> _What this task involves_: In your copy, leave out the pictures; write out all the data exactly.

> _Materials provided_:
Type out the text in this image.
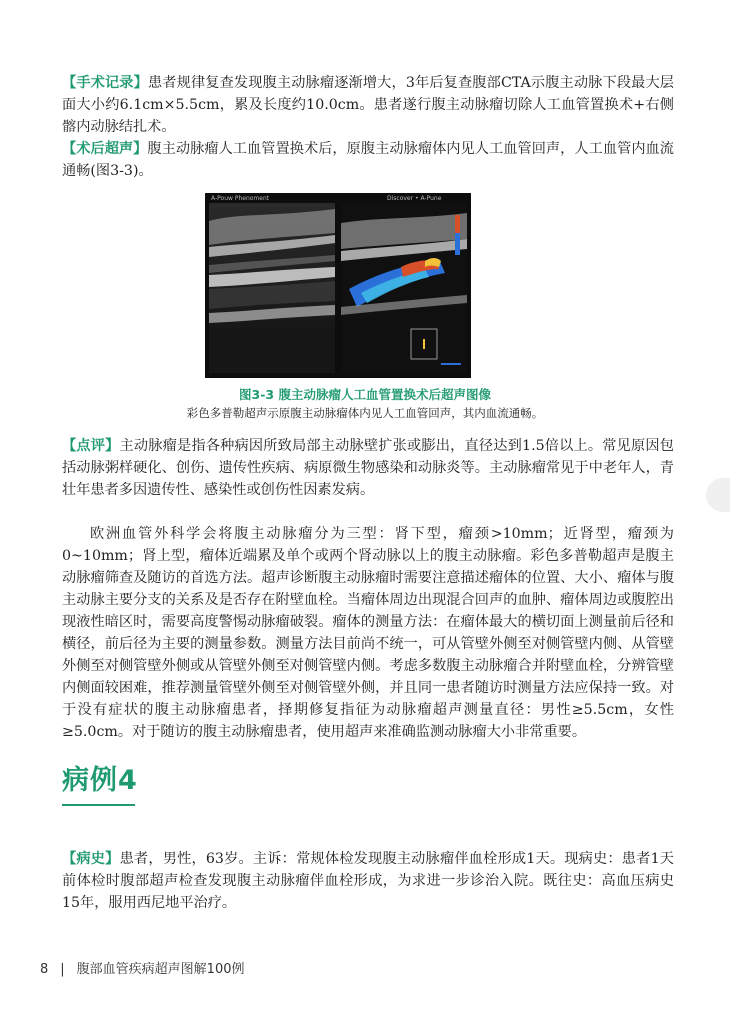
【手术记录】患者规律复查发现腹主动脉瘤逐渐增大，3年后复查腹部CTA示腹主动脉下段最大层面大小约6.1cm×5.5cm，累及长度约10.0cm。患者遂行腹主动脉瘤切除人工血管置换术+右侧髂内动脉结扎术。

【术后超声】腹主动脉瘤人工血管置换术后，原腹主动脉瘤体内见人工血管回声，人工血管内血流通畅(图3-3)。

A-Pouw Phenoment	Discover • A-Pune
图3-3 腹主动脉瘤人工血管置换术后超声图像
彩色多普勒超声示原腹主动脉瘤体内见人工血管回声，其内血流通畅。

【点评】主动脉瘤是指各种病因所致局部主动脉壁扩张或膨出，直径达到1.5倍以上。常见原因包括动脉粥样硬化、创伤、遗传性疾病、病原微生物感染和动脉炎等。主动脉瘤常见于中老年人，青壮年患者多因遗传性、感染性或创伤性因素发病。

欧洲血管外科学会将腹主动脉瘤分为三型：肾下型，瘤颈>10mm；近肾型，瘤颈为0~10mm；肾上型，瘤体近端累及单个或两个肾动脉以上的腹主动脉瘤。彩色多普勒超声是腹主动脉瘤筛查及随访的首选方法。超声诊断腹主动脉瘤时需要注意描述瘤体的位置、大小、瘤体与腹主动脉主要分支的关系及是否存在附壁血栓。当瘤体周边出现混合回声的血肿、瘤体周边或腹腔出现液性暗区时，需要高度警惕动脉瘤破裂。瘤体的测量方法：在瘤体最大的横切面上测量前后径和横径，前后径为主要的测量参数。测量方法目前尚不统一，可从管壁外侧至对侧管壁内侧、从管壁外侧至对侧管壁外侧或从管壁外侧至对侧管壁内侧。考虑多数腹主动脉瘤合并附壁血栓，分辨管壁内侧面较困难，推荐测量管壁外侧至对侧管壁外侧，并且同一患者随访时测量方法应保持一致。对于没有症状的腹主动脉瘤患者，择期修复指征为动脉瘤超声测量直径：男性≥5.5cm，女性≥5.0cm。对于随访的腹主动脉瘤患者，使用超声来准确监测动脉瘤大小非常重要。

病例4

【病史】患者，男性，63岁。主诉：常规体检发现腹主动脉瘤伴血栓形成1天。现病史：患者1天前体检时腹部超声检查发现腹主动脉瘤伴血栓形成，为求进一步诊治入院。既往史：高血压病史15年，服用西尼地平治疗。

8 | 腹部血管疾病超声图解100例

> _Solution for this problem_:
Type out the text in this image.
【手术记录】患者规律复查发现腹主动脉瘤逐渐增大，3年后复查腹部CTA示腹主动脉下段最大层面大小约6.1cm×5.5cm，累及长度约10.0cm。患者遂行腹主动脉瘤切除人工血管置换术+右侧髂内动脉结扎术。

【术后超声】腹主动脉瘤人工血管置换术后，原腹主动脉瘤体内见人工血管回声，人工血管内血流通畅(图3-3)。

A-Pouw Phenoment	Discover • A-Pune
图3-3 腹主动脉瘤人工血管置换术后超声图像
彩色多普勒超声示原腹主动脉瘤体内见人工血管回声，其内血流通畅。

【点评】主动脉瘤是指各种病因所致局部主动脉壁扩张或膨出，直径达到1.5倍以上。常见原因包括动脉粥样硬化、创伤、遗传性疾病、病原微生物感染和动脉炎等。主动脉瘤常见于中老年人，青壮年患者多因遗传性、感染性或创伤性因素发病。

欧洲血管外科学会将腹主动脉瘤分为三型：肾下型，瘤颈>10mm；近肾型，瘤颈为0~10mm；肾上型，瘤体近端累及单个或两个肾动脉以上的腹主动脉瘤。彩色多普勒超声是腹主动脉瘤筛查及随访的首选方法。超声诊断腹主动脉瘤时需要注意描述瘤体的位置、大小、瘤体与腹主动脉主要分支的关系及是否存在附壁血栓。当瘤体周边出现混合回声的血肿、瘤体周边或腹腔出现液性暗区时，需要高度警惕动脉瘤破裂。瘤体的测量方法：在瘤体最大的横切面上测量前后径和横径，前后径为主要的测量参数。测量方法目前尚不统一，可从管壁外侧至对侧管壁内侧、从管壁外侧至对侧管壁外侧或从管壁外侧至对侧管壁内侧。考虑多数腹主动脉瘤合并附壁血栓，分辨管壁内侧面较困难，推荐测量管壁外侧至对侧管壁外侧，并且同一患者随访时测量方法应保持一致。对于没有症状的腹主动脉瘤患者，择期修复指征为动脉瘤超声测量直径：男性≥5.5cm，女性≥5.0cm。对于随访的腹主动脉瘤患者，使用超声来准确监测动脉瘤大小非常重要。

病例4

【病史】患者，男性，63岁。主诉：常规体检发现腹主动脉瘤伴血栓形成1天。现病史：患者1天前体检时腹部超声检查发现腹主动脉瘤伴血栓形成，为求进一步诊治入院。既往史：高血压病史15年，服用西尼地平治疗。

8 | 腹部血管疾病超声图解100例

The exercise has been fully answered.